Passage à étudier:
══════
Notez que Numericable ne devrait pas profiter de son introduction en bourse pour fortement réduire sa dette, tout au plus d'une façon négligeable. Cette dernière s'élève à environ 3 milliards d'euros et les centaines de millions d'euros captés en bourse serviront prioritairement à l'investissement. Entre 220 et 230 millions d’euros pour la période 2014 à 2016 seront par exemple dépensés pour passer le réseau en EuroDocsis 3.0 (200 Mb/s) et dans le projet DSP 92. Rajoutons que 300 millions d'euros seront aussi investis hors rénovation du réseau.
Le 200 Mb/s pour tous, et bientôt du 400 Mb/s, voire du 1 Gb/s ?
Sachez aussi que l'opérateur assure qu'il a l'intention de passer d'ici 2016 un maximum de foyers en EuroDocsis 3.0, c'est-à-dire avec des débits d'au moins 200 Mb/s. Numericable ne cache d'ailleurs pas que les débits pourraient augmenter dans le futur, ceci sans donner de date. La société estime ainsi que son réseau « est susceptible de supporter des vitesses de téléchargement allant jusqu’à 400 Mbps moyennant des dépenses d’investissement limitées pour le Groupe, et, à plus long terme et moyennant des dépenses d’investissements supplémentaires, pourrait potentiellement supporter des vitesses de téléchargement allant jusqu’à 1 Gbps ».
Numericable précise qu'au 30 juin 2013, près d'un tiers (34 %) des décodeurs déployés par la société utilisaient EuroDocsis 3.0 (200 Mb/s), tandis que 51 % sont encore en EuroDocsis 2.0B (100 Mb/s) et 14 % en EuroDocsis 2.0 (30 Mb/s). Si l'on en croit l'opérateur, passer au 400 Mb/s ne devrait donc pas être un gros problème, moyennant quelques euros d'investissement par prise. Sachant que les concurrents ont tous commencé à accroître leurs débits en FTTH, certains officiellement, d'autres plus officieusement, il ne serait pas étonnant que le câblo-opérateur réplique d'ici les prochains mois.
══════
Série d'exercices:
(A) Traduisez en anglais cette phrase du texte sur Numericable : « Rajoutons que 300 millions d'euros seront aussi investis hors rénovation du réseau. »
(B) Prolongez le texte sur les débits du réseau de Numericable en reprenant après sa dernière phrase.
══════
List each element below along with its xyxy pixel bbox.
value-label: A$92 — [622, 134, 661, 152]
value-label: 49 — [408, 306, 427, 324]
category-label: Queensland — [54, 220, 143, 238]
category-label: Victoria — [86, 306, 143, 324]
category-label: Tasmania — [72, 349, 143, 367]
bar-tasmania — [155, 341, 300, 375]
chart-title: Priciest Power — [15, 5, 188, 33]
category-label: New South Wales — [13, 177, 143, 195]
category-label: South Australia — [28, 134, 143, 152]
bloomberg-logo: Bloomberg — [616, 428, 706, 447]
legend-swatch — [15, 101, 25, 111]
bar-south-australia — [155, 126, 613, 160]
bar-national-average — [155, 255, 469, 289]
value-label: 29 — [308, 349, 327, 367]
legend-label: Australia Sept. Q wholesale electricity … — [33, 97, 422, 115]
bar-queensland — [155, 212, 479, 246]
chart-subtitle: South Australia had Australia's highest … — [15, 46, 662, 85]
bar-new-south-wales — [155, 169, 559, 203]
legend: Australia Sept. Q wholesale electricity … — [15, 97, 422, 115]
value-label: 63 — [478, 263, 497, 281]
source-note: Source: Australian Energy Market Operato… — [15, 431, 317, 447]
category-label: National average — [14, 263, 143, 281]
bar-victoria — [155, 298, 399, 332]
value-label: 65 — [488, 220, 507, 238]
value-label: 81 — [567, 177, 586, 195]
══════
Réponses:
(A) Let us add that 300 million euros will also be invested outside of the network renovation.

(B)
Numericable craint de devoir un jour ouvrir son réseau à la concurrence
Il est aussi intéressant de noter qu'en page 30 du document, Numericable n'exclut pas la possibilité qu'il soit « tenu d’accorder à ses concurrents un accès à son réseau de fibre optique selon des conditions à déterminer ». Une ouverture qui nuirait à ses affaires, mais qui lui serait imposée par l'ARCEP. Ce n'est toutefois qu'un scénario possible, et en aucun cas à l'heure actuelle ce dernier est crédible.
Mais Numericable estime que si, pour le moment, seul Orange est qualifié comme opérateur exerçant une influence significative sur le marché, rien ne dit que dans un futur plus ou moins proche, Numericable ne sera pas lui-même concerné à son tour. « Si le Groupe devait être soumis à des réglementations relativement plus contraignantes que ses concurrents, ce qui n’est actuellement pas le cas, cela pourrait avoir un effet défavorable significatif sur son activité, ses résultats d’exploitation ou sa situation financière » craint-on.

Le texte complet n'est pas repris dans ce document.